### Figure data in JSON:
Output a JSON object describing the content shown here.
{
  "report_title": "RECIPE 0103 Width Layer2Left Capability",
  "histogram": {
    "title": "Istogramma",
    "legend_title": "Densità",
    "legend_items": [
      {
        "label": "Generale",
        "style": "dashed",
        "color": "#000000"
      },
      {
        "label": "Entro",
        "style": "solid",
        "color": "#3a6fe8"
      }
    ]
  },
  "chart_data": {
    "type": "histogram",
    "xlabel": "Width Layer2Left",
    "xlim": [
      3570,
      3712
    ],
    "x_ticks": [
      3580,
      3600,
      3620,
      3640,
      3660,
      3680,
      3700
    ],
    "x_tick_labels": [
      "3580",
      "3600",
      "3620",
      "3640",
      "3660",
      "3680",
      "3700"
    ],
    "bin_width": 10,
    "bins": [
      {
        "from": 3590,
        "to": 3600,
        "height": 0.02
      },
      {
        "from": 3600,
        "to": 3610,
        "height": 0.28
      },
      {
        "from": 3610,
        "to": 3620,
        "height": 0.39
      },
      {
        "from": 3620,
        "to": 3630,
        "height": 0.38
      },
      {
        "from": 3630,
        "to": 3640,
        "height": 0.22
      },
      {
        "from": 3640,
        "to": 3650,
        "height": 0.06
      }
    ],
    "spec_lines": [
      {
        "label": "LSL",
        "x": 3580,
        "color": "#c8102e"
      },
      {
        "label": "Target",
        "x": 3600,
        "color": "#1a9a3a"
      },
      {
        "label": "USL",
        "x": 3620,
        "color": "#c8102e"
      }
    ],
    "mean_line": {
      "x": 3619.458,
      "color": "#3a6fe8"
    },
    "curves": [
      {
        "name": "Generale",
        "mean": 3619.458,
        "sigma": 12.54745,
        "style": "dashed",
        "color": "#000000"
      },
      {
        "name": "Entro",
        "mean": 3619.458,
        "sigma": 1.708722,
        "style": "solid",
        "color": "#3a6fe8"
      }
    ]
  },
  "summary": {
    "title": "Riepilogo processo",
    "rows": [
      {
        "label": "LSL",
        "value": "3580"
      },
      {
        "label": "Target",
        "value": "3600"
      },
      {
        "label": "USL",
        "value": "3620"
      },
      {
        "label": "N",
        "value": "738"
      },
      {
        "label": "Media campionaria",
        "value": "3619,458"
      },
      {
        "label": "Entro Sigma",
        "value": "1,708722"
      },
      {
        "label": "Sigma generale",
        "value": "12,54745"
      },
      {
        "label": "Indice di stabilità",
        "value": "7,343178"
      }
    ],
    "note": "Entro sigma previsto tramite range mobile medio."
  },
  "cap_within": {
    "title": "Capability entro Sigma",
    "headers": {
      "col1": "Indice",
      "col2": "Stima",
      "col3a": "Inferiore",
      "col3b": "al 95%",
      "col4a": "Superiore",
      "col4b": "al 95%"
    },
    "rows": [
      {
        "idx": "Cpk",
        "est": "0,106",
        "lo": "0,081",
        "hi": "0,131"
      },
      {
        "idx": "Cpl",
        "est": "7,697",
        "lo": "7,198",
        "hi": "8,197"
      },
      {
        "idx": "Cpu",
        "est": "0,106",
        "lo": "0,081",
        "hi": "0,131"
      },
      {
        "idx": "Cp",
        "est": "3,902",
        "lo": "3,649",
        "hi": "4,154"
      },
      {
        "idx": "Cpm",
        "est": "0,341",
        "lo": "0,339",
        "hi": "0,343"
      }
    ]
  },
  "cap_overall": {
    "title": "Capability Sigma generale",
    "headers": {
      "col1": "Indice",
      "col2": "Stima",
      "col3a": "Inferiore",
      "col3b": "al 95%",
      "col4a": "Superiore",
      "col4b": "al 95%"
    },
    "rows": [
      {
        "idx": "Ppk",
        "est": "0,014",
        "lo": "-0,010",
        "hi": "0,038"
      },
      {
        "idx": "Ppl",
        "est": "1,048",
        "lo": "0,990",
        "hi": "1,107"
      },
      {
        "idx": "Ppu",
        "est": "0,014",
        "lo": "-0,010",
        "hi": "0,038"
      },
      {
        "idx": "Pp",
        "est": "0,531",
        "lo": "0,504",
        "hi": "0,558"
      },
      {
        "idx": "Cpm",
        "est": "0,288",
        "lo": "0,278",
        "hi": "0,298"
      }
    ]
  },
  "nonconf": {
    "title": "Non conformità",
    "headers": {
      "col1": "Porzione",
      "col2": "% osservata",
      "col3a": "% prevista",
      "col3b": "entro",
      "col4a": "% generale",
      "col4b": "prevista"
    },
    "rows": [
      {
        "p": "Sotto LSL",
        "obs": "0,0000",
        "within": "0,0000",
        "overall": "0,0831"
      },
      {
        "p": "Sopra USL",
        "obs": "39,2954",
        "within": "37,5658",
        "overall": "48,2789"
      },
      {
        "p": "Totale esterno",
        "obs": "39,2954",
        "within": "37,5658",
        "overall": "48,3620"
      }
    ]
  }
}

### Task description:
Repeat the material from above exactly, word for word.

### Result for this exercise:
Output a JSON object describing the content shown here.
{
  "report_title": "RECIPE 0103 Width Layer2Left Capability",
  "histogram": {
    "title": "Istogramma",
    "legend_title": "Densità",
    "legend_items": [
      {
        "label": "Generale",
        "style": "dashed",
        "color": "#000000"
      },
      {
        "label": "Entro",
        "style": "solid",
        "color": "#3a6fe8"
      }
    ]
  },
  "chart_data": {
    "type": "histogram",
    "xlabel": "Width Layer2Left",
    "xlim": [
      3570,
      3712
    ],
    "x_ticks": [
      3580,
      3600,
      3620,
      3640,
      3660,
      3680,
      3700
    ],
    "x_tick_labels": [
      "3580",
      "3600",
      "3620",
      "3640",
      "3660",
      "3680",
      "3700"
    ],
    "bin_width": 10,
    "bins": [
      {
        "from": 3590,
        "to": 3600,
        "height": 0.02
      },
      {
        "from": 3600,
        "to": 3610,
        "height": 0.28
      },
      {
        "from": 3610,
        "to": 3620,
        "height": 0.39
      },
      {
        "from": 3620,
        "to": 3630,
        "height": 0.38
      },
      {
        "from": 3630,
        "to": 3640,
        "height": 0.22
      },
      {
        "from": 3640,
        "to": 3650,
        "height": 0.06
      }
    ],
    "spec_lines": [
      {
        "label": "LSL",
        "x": 3580,
        "color": "#c8102e"
      },
      {
        "label": "Target",
        "x": 3600,
        "color": "#1a9a3a"
      },
      {
        "label": "USL",
        "x": 3620,
        "color": "#c8102e"
      }
    ],
    "mean_line": {
      "x": 3619.458,
      "color": "#3a6fe8"
    },
    "curves": [
      {
        "name": "Generale",
        "mean": 3619.458,
        "sigma": 12.54745,
        "style": "dashed",
        "color": "#000000"
      },
      {
        "name": "Entro",
        "mean": 3619.458,
        "sigma": 1.708722,
        "style": "solid",
        "color": "#3a6fe8"
      }
    ]
  },
  "summary": {
    "title": "Riepilogo processo",
    "rows": [
      {
        "label": "LSL",
        "value": "3580"
      },
      {
        "label": "Target",
        "value": "3600"
      },
      {
        "label": "USL",
        "value": "3620"
      },
      {
        "label": "N",
        "value": "738"
      },
      {
        "label": "Media campionaria",
        "value": "3619,458"
      },
      {
        "label": "Entro Sigma",
        "value": "1,708722"
      },
      {
        "label": "Sigma generale",
        "value": "12,54745"
      },
      {
        "label": "Indice di stabilità",
        "value": "7,343178"
      }
    ],
    "note": "Entro sigma previsto tramite range mobile medio."
  },
  "cap_within": {
    "title": "Capability entro Sigma",
    "headers": {
      "col1": "Indice",
      "col2": "Stima",
      "col3a": "Inferiore",
      "col3b": "al 95%",
      "col4a": "Superiore",
      "col4b": "al 95%"
    },
    "rows": [
      {
        "idx": "Cpk",
        "est": "0,106",
        "lo": "0,081",
        "hi": "0,131"
      },
      {
        "idx": "Cpl",
        "est": "7,697",
        "lo": "7,198",
        "hi": "8,197"
      },
      {
        "idx": "Cpu",
        "est": "0,106",
        "lo": "0,081",
        "hi": "0,131"
      },
      {
        "idx": "Cp",
        "est": "3,902",
        "lo": "3,649",
        "hi": "4,154"
      },
      {
        "idx": "Cpm",
        "est": "0,341",
        "lo": "0,339",
        "hi": "0,343"
      }
    ]
  },
  "cap_overall": {
    "title": "Capability Sigma generale",
    "headers": {
      "col1": "Indice",
      "col2": "Stima",
      "col3a": "Inferiore",
      "col3b": "al 95%",
      "col4a": "Superiore",
      "col4b": "al 95%"
    },
    "rows": [
      {
        "idx": "Ppk",
        "est": "0,014",
        "lo": "-0,010",
        "hi": "0,038"
      },
      {
        "idx": "Ppl",
        "est": "1,048",
        "lo": "0,990",
        "hi": "1,107"
      },
      {
        "idx": "Ppu",
        "est": "0,014",
        "lo": "-0,010",
        "hi": "0,038"
      },
      {
        "idx": "Pp",
        "est": "0,531",
        "lo": "0,504",
        "hi": "0,558"
      },
      {
        "idx": "Cpm",
        "est": "0,288",
        "lo": "0,278",
        "hi": "0,298"
      }
    ]
  },
  "nonconf": {
    "title": "Non conformità",
    "headers": {
      "col1": "Porzione",
      "col2": "% osservata",
      "col3a": "% prevista",
      "col3b": "entro",
      "col4a": "% generale",
      "col4b": "prevista"
    },
    "rows": [
      {
        "p": "Sotto LSL",
        "obs": "0,0000",
        "within": "0,0000",
        "overall": "0,0831"
      },
      {
        "p": "Sopra USL",
        "obs": "39,2954",
        "within": "37,5658",
        "overall": "48,2789"
      },
      {
        "p": "Totale esterno",
        "obs": "39,2954",
        "within": "37,5658",
        "overall": "48,3620"
      }
    ]
  }
}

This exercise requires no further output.